**Do this**
Can you repeat, word for word, the part of the court opinion excerpt below between "Doc. #741 at" and "#629-1 at 7.", inclusive?

**Extract provided**
+ + + + +
Q: At any point in time did you play any role in determining whether or not there was hexavalent chromium in the neighborhood?
A: We've certainly recognized the threat of metals. Certainly, there's chrome detections in the water. It seems like there's hex chrome and arsenic and lead, for example I'm pretty confident that at least some of the analytical data shows that. I don't recall who found it, where it was found, all that.
Q: Do you recall seeing any data suggesting that there was hex chrome in the groundwater beneath the Subdivision?
A: I think that was the same question you just asked, but yes, I think -- again, I know there's detections of chrome. I think there's detections of hex chrome, but I'm not sure.

Id. (quoting Doc. #700-1 at 210-11).

         The plaintiffs respond that the Groundwater Report contains an explicit reference to the presence of the specific contaminants when it states:

The contamination resulted from activities from the facility. These activities include onsite and offsite chemical dumping, onsite leaks, discharges to groundwater and air emissions. The contaminants have trespassed and continue to trespass in the subdivision groundwater, soil, soil has and air. The contaminants in the subdivision environment include but are not limited to trichloroethene (TCE), 1, 2-dicholorethene (DCE), vinyl chloride, tetrachloroethene, toluene, xylenes, benzene, methylene chloride, acetone, 2-butonone, bis (2-ethylhexyl) phthalate, chromium, hexavalent chromium, and lead. (2015 Moose Lodge Road Area Additional Investigation Report Tables 4-1 an 4-2). Many of these contaminants, including TCE, DCE, methylene chloride, arsenic, lead, chromium, and hexavalent chromium are in the subdivision at concentrations that exceed USEPA Risk-Based Screening Levels.

Doc. #741 at 6 (quoting Doc. #628-11 at 5). Additionally, though not argued by the plaintiffs, the Groundwater Report includes a goal of restoring “concentrations below the EPA and MDEQ Maximum Contaminant Levels (MCLs) for each of the contaminants.” Doc. #629-1 at 7.

         Although less than clear, it appears the Meritor Defendants argue that, notwithstanding the Groundwater Report's references to the levels of the identified contaminants, Simonton may not opine on the issue because he was not involved in the report's analysis of the contaminants. Put differently, they seem to argue that the presence of the contaminants was not a part of Simonton's initial report and that, therefore, he may not offer a supplemental opinion on this issue.
+ + + + +
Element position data
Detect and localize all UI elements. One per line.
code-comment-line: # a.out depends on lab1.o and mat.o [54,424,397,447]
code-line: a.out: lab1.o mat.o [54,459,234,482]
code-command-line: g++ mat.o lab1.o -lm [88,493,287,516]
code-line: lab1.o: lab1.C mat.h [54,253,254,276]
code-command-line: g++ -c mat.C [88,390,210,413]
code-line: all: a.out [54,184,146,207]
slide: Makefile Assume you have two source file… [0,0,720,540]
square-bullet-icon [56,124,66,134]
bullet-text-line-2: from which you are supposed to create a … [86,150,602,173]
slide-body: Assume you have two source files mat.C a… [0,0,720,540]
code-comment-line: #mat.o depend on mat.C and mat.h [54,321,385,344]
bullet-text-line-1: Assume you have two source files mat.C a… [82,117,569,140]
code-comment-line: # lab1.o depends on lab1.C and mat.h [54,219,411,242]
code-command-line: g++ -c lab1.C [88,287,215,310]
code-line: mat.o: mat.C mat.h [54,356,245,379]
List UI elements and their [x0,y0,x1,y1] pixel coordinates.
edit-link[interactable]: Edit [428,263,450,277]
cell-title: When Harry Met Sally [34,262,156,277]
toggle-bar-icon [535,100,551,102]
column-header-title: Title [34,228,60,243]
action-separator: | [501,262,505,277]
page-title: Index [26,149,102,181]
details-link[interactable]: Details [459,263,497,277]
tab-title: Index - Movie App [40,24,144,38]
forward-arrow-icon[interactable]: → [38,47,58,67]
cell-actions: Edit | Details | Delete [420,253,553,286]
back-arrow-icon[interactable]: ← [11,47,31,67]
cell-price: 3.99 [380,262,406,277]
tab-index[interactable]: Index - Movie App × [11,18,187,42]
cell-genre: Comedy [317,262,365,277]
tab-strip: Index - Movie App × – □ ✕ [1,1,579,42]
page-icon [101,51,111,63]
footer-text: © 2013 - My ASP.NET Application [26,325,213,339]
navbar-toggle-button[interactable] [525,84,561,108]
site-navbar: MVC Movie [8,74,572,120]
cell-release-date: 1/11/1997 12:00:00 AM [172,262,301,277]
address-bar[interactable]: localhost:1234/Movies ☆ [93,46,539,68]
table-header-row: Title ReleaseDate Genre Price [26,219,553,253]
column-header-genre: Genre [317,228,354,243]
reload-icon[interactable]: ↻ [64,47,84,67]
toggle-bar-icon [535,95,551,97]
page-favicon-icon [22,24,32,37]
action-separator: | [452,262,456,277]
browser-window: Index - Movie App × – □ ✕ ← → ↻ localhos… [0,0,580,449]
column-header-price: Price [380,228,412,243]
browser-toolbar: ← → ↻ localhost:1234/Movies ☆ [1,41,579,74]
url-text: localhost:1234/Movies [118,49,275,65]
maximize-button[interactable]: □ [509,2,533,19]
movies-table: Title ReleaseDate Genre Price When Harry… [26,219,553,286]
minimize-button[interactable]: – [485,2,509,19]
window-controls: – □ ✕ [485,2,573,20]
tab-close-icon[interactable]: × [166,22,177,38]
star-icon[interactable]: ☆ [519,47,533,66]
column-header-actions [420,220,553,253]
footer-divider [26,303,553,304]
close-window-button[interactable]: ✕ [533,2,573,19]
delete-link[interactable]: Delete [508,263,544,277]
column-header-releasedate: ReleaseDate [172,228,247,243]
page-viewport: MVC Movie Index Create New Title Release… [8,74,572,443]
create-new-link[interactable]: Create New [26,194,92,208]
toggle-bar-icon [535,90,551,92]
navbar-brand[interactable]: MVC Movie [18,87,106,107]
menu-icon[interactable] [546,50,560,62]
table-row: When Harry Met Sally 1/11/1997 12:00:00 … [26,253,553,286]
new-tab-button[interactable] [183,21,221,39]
+ + + + +
**Completed exercise**
Doc. #741 at 6 (quoting Doc. #628-11 at 5). Additionally, though not argued by the plaintiffs, the Groundwater Report includes a goal of restoring “concentrations below the EPA and MDEQ Maximum Contaminant Levels (MCLs) for each of the contaminants.” Doc. #629-1 at 7.